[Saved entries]
★ ★ ★ ★ ★ ★ ★

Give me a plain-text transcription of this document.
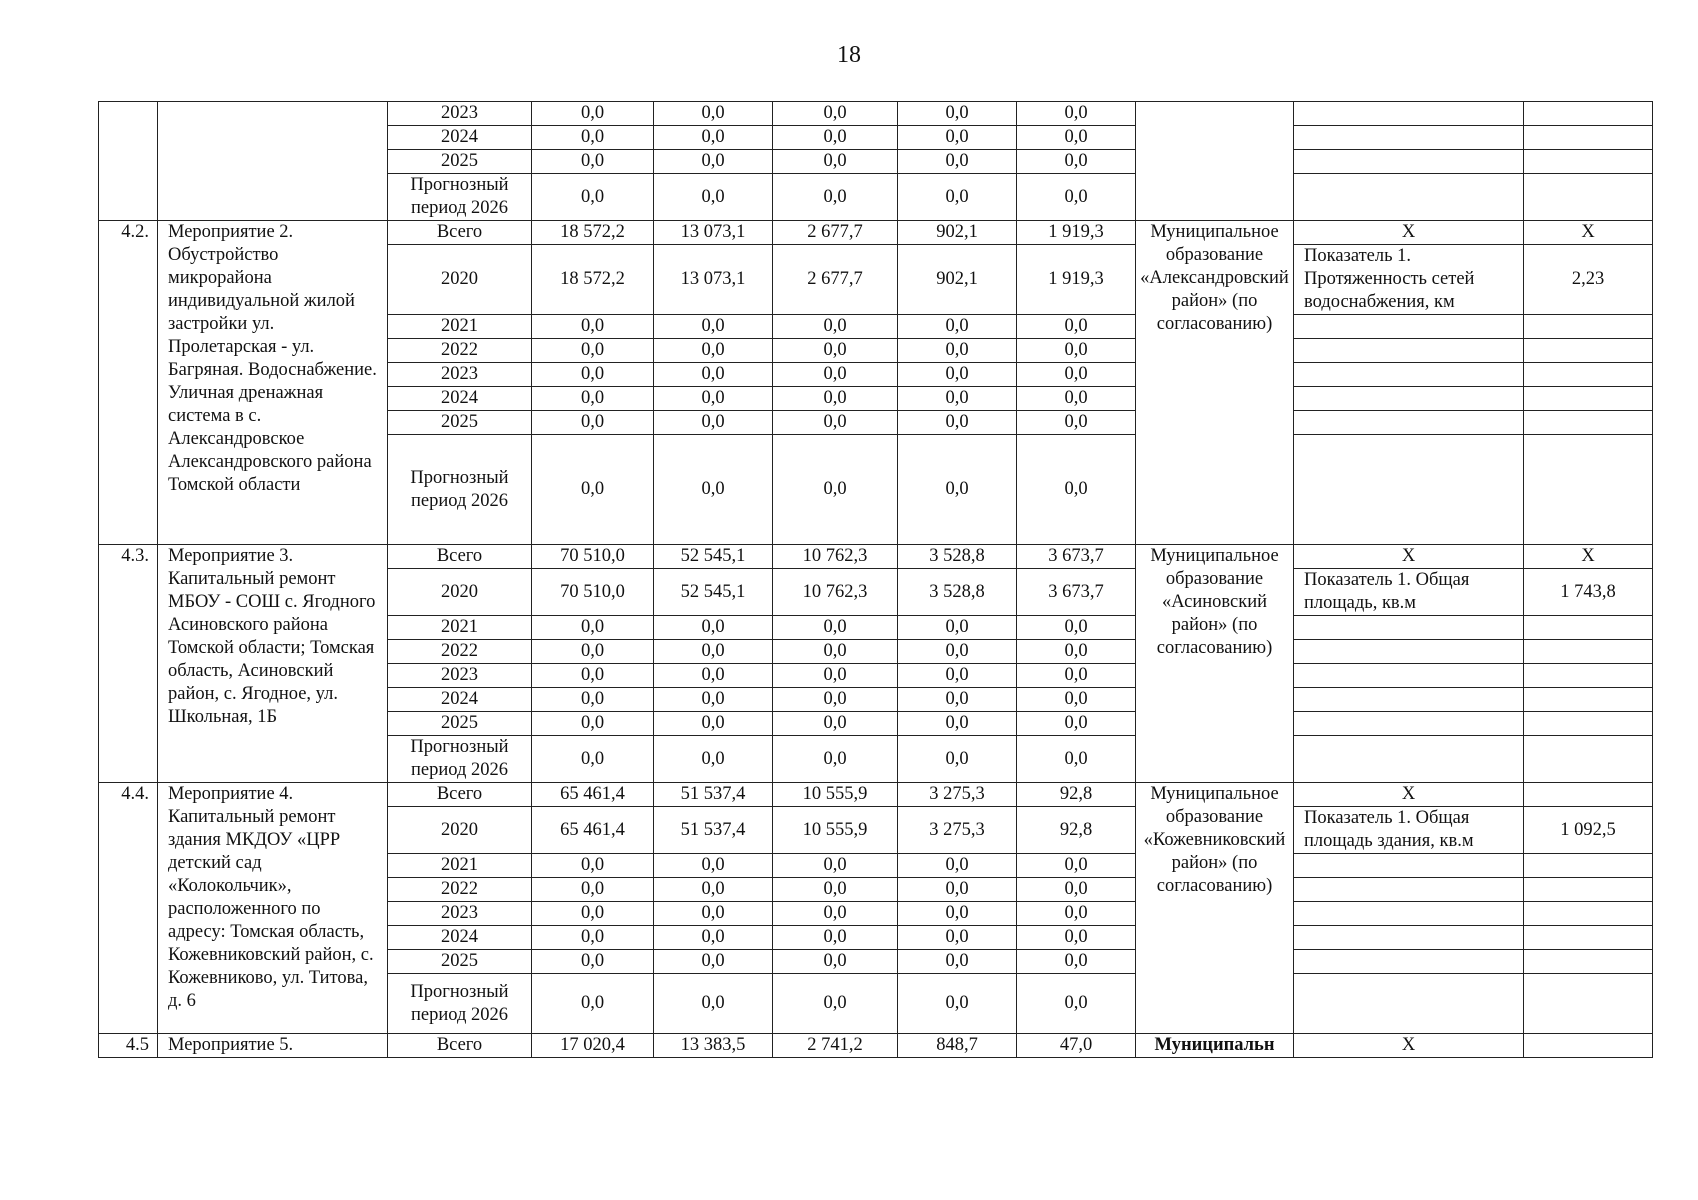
18
		2023	0,0	0,0	0,0	0,0	0,0			
		2024	0,0	0,0	0,0	0,0	0,0			
		2025	0,0	0,0	0,0	0,0	0,0			
		Прогнозный период 2026	0,0	0,0	0,0	0,0	0,0			
4.2.	Мероприятие 2. Обустройство микрорайона индивидуальной жилой застройки ул. Пролетарская - ул. Багряная. Водоснабжение. Уличная дренажная система в с. Александровское Александровского района Томской области	Всего	18 572,2	13 073,1	2 677,7	902,1	1 919,3	Муниципальное образование «Александровский район» (по согласованию)	Х	Х
		2020	18 572,2	13 073,1	2 677,7	902,1	1 919,3		Показатель 1. Протяженность сетей водоснабжения, км	2,23
		2021	0,0	0,0	0,0	0,0	0,0			
		2022	0,0	0,0	0,0	0,0	0,0			
		2023	0,0	0,0	0,0	0,0	0,0			
		2024	0,0	0,0	0,0	0,0	0,0			
		2025	0,0	0,0	0,0	0,0	0,0			
		Прогнозный период 2026	0,0	0,0	0,0	0,0	0,0			
4.3.	Мероприятие 3. Капитальный ремонт МБОУ - СОШ с. Ягодного Асиновского района Томской области; Томская область, Асиновский район, с. Ягодное, ул. Школьная, 1Б	Всего	70 510,0	52 545,1	10 762,3	3 528,8	3 673,7	Муниципальное образование «Асиновский район» (по согласованию)	Х	Х
		2020	70 510,0	52 545,1	10 762,3	3 528,8	3 673,7		Показатель 1. Общая площадь, кв.м	1 743,8
		2021	0,0	0,0	0,0	0,0	0,0			
		2022	0,0	0,0	0,0	0,0	0,0			
		2023	0,0	0,0	0,0	0,0	0,0			
		2024	0,0	0,0	0,0	0,0	0,0			
		2025	0,0	0,0	0,0	0,0	0,0			
		Прогнозный период 2026	0,0	0,0	0,0	0,0	0,0			
4.4.	Мероприятие 4. Капитальный ремонт здания МКДОУ «ЦРР детский сад «Колокольчик», расположенного по адресу: Томская область, Кожевниковский район, с. Кожевниково, ул. Титова, д. 6	Всего	65 461,4	51 537,4	10 555,9	3 275,3	92,8	Муниципальное образование «Кожевниковский район» (по согласованию)	Х	
		2020	65 461,4	51 537,4	10 555,9	3 275,3	92,8		Показатель 1. Общая площадь здания, кв.м	1 092,5
		2021	0,0	0,0	0,0	0,0	0,0			
		2022	0,0	0,0	0,0	0,0	0,0			
		2023	0,0	0,0	0,0	0,0	0,0			
		2024	0,0	0,0	0,0	0,0	0,0			
		2025	0,0	0,0	0,0	0,0	0,0			
		Прогнозный период 2026	0,0	0,0	0,0	0,0	0,0			
4.5	Мероприятие 5.	Всего	17 020,4	13 383,5	2 741,2	848,7	47,0	Муниципальн	Х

★ ★ ★ ★ ★ ★ ★

**Task objective**
From the data above, work out how many lines hold "Всего". Answer with the number alone.

**Answer to this exercise**
4